**Text excerpt**
□ □ □ □ □ □ □

Posted on: Sunday, March 31, 2002

EDITORIAL
Early blemish for Bush: one-sided energy policy

It's still too early to know whether charges that the Bush administration gave special treatment to the energy industry in shaping national energy policy will have sufficient legs to create a real scandal.

It is clear, however, that the administration has been uncomfortably close to the industry, both in terms of campaign money gathered before the election and access granted after.

Whether we're looking at a scandal or not, however, it's dismaying to hear the Bush administration talk of its Energy Department almost as if it exists to serve the energy industry and no one else.

Bush spokesman Ari Fleischer said it should be no surprise that the energy secretary spends most of his time meeting with the energy industry. Consumer and environmental groups shouldn't take umbrage that they're denied access to the Energy Department, said Fleischer, because they have access to "others in government," including the Environmental Protection Agency.

Never mind that Bush is currently gutting the EPA. The notion that Cabinet departments exist to serve specific constituencies exclusively is patently absurd, not to mention dangerous.

Scandal or not? More will be revealed as a fiercely defensive administration is dragged, kicking and screaming, into telling us what it knew and when it knew it. But the pattern of campaign money buying influence with government officials who used to work for the industry is not a cause for optimism.

□ □ □ □ □ □ □

**Source information**
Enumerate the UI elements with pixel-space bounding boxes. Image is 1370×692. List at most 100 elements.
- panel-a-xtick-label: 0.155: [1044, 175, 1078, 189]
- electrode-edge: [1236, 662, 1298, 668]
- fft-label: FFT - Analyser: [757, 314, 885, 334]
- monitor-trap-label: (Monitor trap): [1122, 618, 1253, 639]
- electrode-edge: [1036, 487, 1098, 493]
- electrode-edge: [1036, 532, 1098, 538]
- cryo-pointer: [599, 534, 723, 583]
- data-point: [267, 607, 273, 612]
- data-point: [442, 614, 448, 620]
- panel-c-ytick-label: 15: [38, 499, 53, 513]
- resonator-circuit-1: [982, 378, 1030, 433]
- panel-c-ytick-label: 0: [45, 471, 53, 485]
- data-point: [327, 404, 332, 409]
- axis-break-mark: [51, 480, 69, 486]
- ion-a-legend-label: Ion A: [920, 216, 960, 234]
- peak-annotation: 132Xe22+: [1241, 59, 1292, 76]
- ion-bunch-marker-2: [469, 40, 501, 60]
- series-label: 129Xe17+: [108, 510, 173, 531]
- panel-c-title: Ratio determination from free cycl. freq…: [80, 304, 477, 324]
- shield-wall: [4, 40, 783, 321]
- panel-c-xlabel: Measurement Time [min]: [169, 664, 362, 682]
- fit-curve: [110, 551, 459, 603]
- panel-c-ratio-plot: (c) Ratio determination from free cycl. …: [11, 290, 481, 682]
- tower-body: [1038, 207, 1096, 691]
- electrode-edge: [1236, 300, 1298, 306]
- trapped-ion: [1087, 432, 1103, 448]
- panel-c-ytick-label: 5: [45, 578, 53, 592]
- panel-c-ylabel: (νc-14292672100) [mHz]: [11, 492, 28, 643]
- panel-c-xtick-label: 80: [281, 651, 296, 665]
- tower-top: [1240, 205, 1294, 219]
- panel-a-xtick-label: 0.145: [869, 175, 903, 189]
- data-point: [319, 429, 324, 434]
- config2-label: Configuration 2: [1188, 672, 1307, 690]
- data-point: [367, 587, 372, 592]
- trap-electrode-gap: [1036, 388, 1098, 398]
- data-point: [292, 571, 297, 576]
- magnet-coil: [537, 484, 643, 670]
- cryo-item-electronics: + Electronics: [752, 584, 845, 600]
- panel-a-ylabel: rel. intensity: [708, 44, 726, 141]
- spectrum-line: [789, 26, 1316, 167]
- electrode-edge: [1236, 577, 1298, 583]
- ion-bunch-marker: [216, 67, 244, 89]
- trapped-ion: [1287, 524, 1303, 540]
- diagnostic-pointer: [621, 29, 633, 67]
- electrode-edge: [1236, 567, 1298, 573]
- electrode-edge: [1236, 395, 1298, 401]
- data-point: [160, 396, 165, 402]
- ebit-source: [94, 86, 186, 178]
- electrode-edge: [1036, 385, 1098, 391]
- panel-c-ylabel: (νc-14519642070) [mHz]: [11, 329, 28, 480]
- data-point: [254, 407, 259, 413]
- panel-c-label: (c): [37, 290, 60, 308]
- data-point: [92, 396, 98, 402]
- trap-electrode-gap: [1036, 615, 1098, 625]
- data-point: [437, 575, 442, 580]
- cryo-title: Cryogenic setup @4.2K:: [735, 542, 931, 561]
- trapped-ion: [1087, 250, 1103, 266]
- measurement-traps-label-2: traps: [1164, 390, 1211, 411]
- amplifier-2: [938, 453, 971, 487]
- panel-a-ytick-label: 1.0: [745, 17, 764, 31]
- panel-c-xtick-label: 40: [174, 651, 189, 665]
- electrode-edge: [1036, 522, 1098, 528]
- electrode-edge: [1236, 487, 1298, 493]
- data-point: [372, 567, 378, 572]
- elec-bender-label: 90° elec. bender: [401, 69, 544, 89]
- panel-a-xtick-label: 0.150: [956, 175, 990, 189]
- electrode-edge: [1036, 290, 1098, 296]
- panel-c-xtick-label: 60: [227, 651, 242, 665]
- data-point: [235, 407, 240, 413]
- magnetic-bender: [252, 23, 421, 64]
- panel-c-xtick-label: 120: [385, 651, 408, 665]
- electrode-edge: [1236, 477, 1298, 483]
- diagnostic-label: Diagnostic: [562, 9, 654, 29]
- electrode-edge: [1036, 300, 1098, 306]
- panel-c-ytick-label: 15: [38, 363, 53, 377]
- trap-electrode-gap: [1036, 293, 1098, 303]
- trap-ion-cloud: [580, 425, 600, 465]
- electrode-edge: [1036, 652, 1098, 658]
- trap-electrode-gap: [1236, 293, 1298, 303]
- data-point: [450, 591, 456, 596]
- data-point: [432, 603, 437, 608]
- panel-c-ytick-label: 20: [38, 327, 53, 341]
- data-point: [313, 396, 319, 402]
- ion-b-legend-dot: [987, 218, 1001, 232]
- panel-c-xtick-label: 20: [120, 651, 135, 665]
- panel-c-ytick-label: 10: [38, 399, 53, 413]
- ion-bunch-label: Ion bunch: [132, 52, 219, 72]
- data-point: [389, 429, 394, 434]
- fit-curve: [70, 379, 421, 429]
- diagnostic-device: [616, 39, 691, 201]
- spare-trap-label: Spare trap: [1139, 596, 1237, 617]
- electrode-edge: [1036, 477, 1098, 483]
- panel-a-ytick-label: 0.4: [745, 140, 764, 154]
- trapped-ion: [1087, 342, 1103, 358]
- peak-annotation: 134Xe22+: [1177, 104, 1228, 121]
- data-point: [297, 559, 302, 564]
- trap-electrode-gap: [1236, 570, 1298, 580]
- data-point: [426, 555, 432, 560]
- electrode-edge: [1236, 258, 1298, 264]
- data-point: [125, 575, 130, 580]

□ □ □ □ □ □ □

**Directions**
In the energy policy editorial, which agency did Ari Fleischer name as one that consumer and environmental groups can turn to?

**Result for this exercise**
The Environmental Protection Agency.